▶ SET TASK:
Repeat the material verbatim. Images are excluded from the copy.

++++++++

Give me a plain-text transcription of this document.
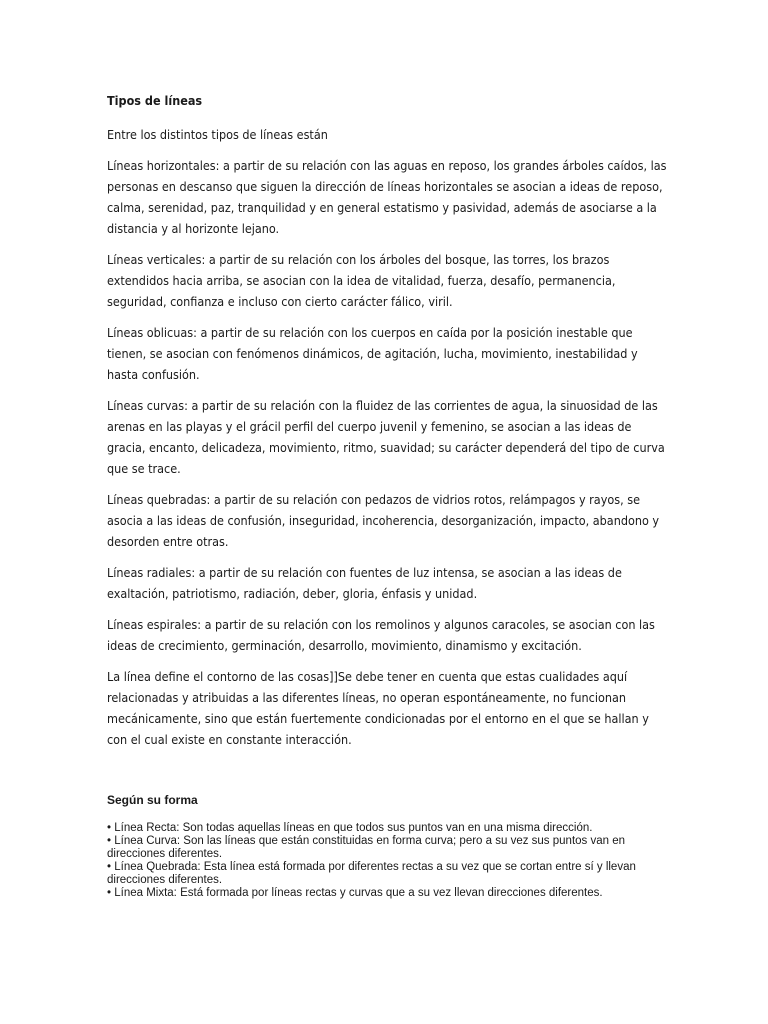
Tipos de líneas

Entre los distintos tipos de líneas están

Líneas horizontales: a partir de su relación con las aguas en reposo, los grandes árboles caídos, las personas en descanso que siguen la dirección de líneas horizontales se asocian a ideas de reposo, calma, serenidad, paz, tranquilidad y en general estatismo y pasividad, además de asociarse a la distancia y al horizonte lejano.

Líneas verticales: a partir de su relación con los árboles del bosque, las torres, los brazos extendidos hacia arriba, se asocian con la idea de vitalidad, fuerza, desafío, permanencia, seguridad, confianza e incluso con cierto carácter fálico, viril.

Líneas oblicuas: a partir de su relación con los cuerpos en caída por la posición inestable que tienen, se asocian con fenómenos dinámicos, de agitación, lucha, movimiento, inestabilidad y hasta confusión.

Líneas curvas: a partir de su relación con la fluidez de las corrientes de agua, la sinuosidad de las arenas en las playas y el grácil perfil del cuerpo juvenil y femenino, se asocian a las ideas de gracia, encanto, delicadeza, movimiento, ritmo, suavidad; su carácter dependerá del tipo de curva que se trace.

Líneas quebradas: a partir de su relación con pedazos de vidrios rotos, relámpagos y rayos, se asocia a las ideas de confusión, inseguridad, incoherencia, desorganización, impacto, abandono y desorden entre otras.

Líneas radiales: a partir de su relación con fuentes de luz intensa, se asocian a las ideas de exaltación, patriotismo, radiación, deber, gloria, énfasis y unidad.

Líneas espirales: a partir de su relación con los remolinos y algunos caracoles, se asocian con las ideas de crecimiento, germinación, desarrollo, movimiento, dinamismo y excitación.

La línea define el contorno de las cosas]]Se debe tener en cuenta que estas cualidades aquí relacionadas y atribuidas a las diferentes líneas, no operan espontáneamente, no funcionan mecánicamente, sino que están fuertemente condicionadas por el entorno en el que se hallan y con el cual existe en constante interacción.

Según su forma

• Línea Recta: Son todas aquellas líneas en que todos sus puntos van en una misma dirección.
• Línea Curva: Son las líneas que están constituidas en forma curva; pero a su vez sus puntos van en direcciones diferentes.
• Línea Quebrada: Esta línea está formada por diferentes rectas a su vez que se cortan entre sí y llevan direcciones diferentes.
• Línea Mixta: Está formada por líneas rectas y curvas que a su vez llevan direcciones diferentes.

++++++++

▶ TASK OUTPUT:
Give me a plain-text transcription of this document.
Tipos de líneas

Entre los distintos tipos de líneas están

Líneas horizontales: a partir de su relación con las aguas en reposo, los grandes árboles caídos, las personas en descanso que siguen la dirección de líneas horizontales se asocian a ideas de reposo, calma, serenidad, paz, tranquilidad y en general estatismo y pasividad, además de asociarse a la distancia y al horizonte lejano.

Líneas verticales: a partir de su relación con los árboles del bosque, las torres, los brazos extendidos hacia arriba, se asocian con la idea de vitalidad, fuerza, desafío, permanencia, seguridad, confianza e incluso con cierto carácter fálico, viril.

Líneas oblicuas: a partir de su relación con los cuerpos en caída por la posición inestable que tienen, se asocian con fenómenos dinámicos, de agitación, lucha, movimiento, inestabilidad y hasta confusión.

Líneas curvas: a partir de su relación con la fluidez de las corrientes de agua, la sinuosidad de las arenas en las playas y el grácil perfil del cuerpo juvenil y femenino, se asocian a las ideas de gracia, encanto, delicadeza, movimiento, ritmo, suavidad; su carácter dependerá del tipo de curva que se trace.

Líneas quebradas: a partir de su relación con pedazos de vidrios rotos, relámpagos y rayos, se asocia a las ideas de confusión, inseguridad, incoherencia, desorganización, impacto, abandono y desorden entre otras.

Líneas radiales: a partir de su relación con fuentes de luz intensa, se asocian a las ideas de exaltación, patriotismo, radiación, deber, gloria, énfasis y unidad.

Líneas espirales: a partir de su relación con los remolinos y algunos caracoles, se asocian con las ideas de crecimiento, germinación, desarrollo, movimiento, dinamismo y excitación.

La línea define el contorno de las cosas]]Se debe tener en cuenta que estas cualidades aquí relacionadas y atribuidas a las diferentes líneas, no operan espontáneamente, no funcionan mecánicamente, sino que están fuertemente condicionadas por el entorno en el que se hallan y con el cual existe en constante interacción.

Según su forma

• Línea Recta: Son todas aquellas líneas en que todos sus puntos van en una misma dirección.
• Línea Curva: Son las líneas que están constituidas en forma curva; pero a su vez sus puntos van en direcciones diferentes.
• Línea Quebrada: Esta línea está formada por diferentes rectas a su vez que se cortan entre sí y llevan direcciones diferentes.
• Línea Mixta: Está formada por líneas rectas y curvas que a su vez llevan direcciones diferentes.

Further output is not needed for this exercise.